**STATED TASK:** Repeat every line below exactly as it reads.

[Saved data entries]
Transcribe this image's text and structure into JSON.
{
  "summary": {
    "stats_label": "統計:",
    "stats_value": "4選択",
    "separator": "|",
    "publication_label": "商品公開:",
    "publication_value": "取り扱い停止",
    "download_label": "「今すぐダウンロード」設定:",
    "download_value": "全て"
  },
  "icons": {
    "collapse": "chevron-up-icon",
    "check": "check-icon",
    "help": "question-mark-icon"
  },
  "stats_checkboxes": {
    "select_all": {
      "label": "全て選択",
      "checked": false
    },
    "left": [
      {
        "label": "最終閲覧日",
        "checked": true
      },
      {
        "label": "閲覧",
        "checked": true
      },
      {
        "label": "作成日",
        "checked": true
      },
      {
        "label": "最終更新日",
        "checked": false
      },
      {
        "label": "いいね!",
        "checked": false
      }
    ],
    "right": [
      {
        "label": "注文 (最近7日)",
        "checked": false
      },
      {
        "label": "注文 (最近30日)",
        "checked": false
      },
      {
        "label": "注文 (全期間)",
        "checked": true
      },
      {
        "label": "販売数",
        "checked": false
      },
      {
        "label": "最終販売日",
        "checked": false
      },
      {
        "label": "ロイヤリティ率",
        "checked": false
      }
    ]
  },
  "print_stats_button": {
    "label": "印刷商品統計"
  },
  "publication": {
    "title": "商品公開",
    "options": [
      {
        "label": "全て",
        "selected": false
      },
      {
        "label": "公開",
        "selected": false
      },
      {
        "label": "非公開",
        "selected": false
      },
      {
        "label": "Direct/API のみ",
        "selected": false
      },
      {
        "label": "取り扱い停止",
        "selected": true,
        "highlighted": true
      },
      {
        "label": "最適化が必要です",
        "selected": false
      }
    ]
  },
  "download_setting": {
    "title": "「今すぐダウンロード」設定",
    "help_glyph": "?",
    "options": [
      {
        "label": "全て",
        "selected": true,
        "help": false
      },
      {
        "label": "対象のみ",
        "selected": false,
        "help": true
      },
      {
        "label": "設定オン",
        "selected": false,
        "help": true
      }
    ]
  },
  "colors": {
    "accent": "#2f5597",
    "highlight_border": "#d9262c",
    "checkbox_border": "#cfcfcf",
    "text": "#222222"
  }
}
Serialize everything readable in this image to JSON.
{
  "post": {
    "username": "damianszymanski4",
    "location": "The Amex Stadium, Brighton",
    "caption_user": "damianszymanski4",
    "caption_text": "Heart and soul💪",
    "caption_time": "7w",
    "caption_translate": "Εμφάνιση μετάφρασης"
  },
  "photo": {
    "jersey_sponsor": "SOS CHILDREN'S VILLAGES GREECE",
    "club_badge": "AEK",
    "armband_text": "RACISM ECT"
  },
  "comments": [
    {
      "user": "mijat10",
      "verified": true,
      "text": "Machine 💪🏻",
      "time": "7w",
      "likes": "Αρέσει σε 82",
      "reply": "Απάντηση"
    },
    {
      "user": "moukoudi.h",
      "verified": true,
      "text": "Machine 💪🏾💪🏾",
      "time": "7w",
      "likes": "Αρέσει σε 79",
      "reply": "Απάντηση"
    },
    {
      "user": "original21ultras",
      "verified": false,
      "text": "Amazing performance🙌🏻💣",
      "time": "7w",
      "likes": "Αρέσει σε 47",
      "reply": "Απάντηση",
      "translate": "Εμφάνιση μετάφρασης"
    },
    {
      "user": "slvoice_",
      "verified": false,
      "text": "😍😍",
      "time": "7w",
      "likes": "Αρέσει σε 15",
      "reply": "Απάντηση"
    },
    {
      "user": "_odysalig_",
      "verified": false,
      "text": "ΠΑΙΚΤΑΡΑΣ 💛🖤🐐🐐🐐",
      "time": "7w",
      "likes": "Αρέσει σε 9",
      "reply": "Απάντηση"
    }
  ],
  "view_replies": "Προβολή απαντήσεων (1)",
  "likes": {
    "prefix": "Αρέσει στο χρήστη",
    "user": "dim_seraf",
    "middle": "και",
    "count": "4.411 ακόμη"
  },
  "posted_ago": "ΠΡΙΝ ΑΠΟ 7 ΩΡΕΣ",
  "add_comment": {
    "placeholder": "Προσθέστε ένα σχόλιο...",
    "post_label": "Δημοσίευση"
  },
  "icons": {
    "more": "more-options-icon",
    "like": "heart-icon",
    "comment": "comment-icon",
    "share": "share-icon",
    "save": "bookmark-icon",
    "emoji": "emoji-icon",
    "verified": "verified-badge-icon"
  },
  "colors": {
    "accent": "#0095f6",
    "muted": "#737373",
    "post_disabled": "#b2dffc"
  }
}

**EXPECTED OUTPUT:**
Transcribe this image's text and structure into JSON.
{
  "summary": {
    "stats_label": "統計:",
    "stats_value": "4選択",
    "separator": "|",
    "publication_label": "商品公開:",
    "publication_value": "取り扱い停止",
    "download_label": "「今すぐダウンロード」設定:",
    "download_value": "全て"
  },
  "icons": {
    "collapse": "chevron-up-icon",
    "check": "check-icon",
    "help": "question-mark-icon"
  },
  "stats_checkboxes": {
    "select_all": {
      "label": "全て選択",
      "checked": false
    },
    "left": [
      {
        "label": "最終閲覧日",
        "checked": true
      },
      {
        "label": "閲覧",
        "checked": true
      },
      {
        "label": "作成日",
        "checked": true
      },
      {
        "label": "最終更新日",
        "checked": false
      },
      {
        "label": "いいね!",
        "checked": false
      }
    ],
    "right": [
      {
        "label": "注文 (最近7日)",
        "checked": false
      },
      {
        "label": "注文 (最近30日)",
        "checked": false
      },
      {
        "label": "注文 (全期間)",
        "checked": true
      },
      {
        "label": "販売数",
        "checked": false
      },
      {
        "label": "最終販売日",
        "checked": false
      },
      {
        "label": "ロイヤリティ率",
        "checked": false
      }
    ]
  },
  "print_stats_button": {
    "label": "印刷商品統計"
  },
  "publication": {
    "title": "商品公開",
    "options": [
      {
        "label": "全て",
        "selected": false
      },
      {
        "label": "公開",
        "selected": false
      },
      {
        "label": "非公開",
        "selected": false
      },
      {
        "label": "Direct/API のみ",
        "selected": false
      },
      {
        "label": "取り扱い停止",
        "selected": true,
        "highlighted": true
      },
      {
        "label": "最適化が必要です",
        "selected": false
      }
    ]
  },
  "download_setting": {
    "title": "「今すぐダウンロード」設定",
    "help_glyph": "?",
    "options": [
      {
        "label": "全て",
        "selected": true,
        "help": false
      },
      {
        "label": "対象のみ",
        "selected": false,
        "help": true
      },
      {
        "label": "設定オン",
        "selected": false,
        "help": true
      }
    ]
  },
  "colors": {
    "accent": "#2f5597",
    "highlight_border": "#d9262c",
    "checkbox_border": "#cfcfcf",
    "text": "#222222"
  }
}
Serialize everything readable in this image to JSON.
{
  "post": {
    "username": "damianszymanski4",
    "location": "The Amex Stadium, Brighton",
    "caption_user": "damianszymanski4",
    "caption_text": "Heart and soul💪",
    "caption_time": "7w",
    "caption_translate": "Εμφάνιση μετάφρασης"
  },
  "photo": {
    "jersey_sponsor": "SOS CHILDREN'S VILLAGES GREECE",
    "club_badge": "AEK",
    "armband_text": "RACISM ECT"
  },
  "comments": [
    {
      "user": "mijat10",
      "verified": true,
      "text": "Machine 💪🏻",
      "time": "7w",
      "likes": "Αρέσει σε 82",
      "reply": "Απάντηση"
    },
    {
      "user": "moukoudi.h",
      "verified": true,
      "text": "Machine 💪🏾💪🏾",
      "time": "7w",
      "likes": "Αρέσει σε 79",
      "reply": "Απάντηση"
    },
    {
      "user": "original21ultras",
      "verified": false,
      "text": "Amazing performance🙌🏻💣",
      "time": "7w",
      "likes": "Αρέσει σε 47",
      "reply": "Απάντηση",
      "translate": "Εμφάνιση μετάφρασης"
    },
    {
      "user": "slvoice_",
      "verified": false,
      "text": "😍😍",
      "time": "7w",
      "likes": "Αρέσει σε 15",
      "reply": "Απάντηση"
    },
    {
      "user": "_odysalig_",
      "verified": false,
      "text": "ΠΑΙΚΤΑΡΑΣ 💛🖤🐐🐐🐐",
      "time": "7w",
      "likes": "Αρέσει σε 9",
      "reply": "Απάντηση"
    }
  ],
  "view_replies": "Προβολή απαντήσεων (1)",
  "likes": {
    "prefix": "Αρέσει στο χρήστη",
    "user": "dim_seraf",
    "middle": "και",
    "count": "4.411 ακόμη"
  },
  "posted_ago": "ΠΡΙΝ ΑΠΟ 7 ΩΡΕΣ",
  "add_comment": {
    "placeholder": "Προσθέστε ένα σχόλιο...",
    "post_label": "Δημοσίευση"
  },
  "icons": {
    "more": "more-options-icon",
    "like": "heart-icon",
    "comment": "comment-icon",
    "share": "share-icon",
    "save": "bookmark-icon",
    "emoji": "emoji-icon",
    "verified": "verified-badge-icon"
  },
  "colors": {
    "accent": "#0095f6",
    "muted": "#737373",
    "post_disabled": "#b2dffc"
  }
}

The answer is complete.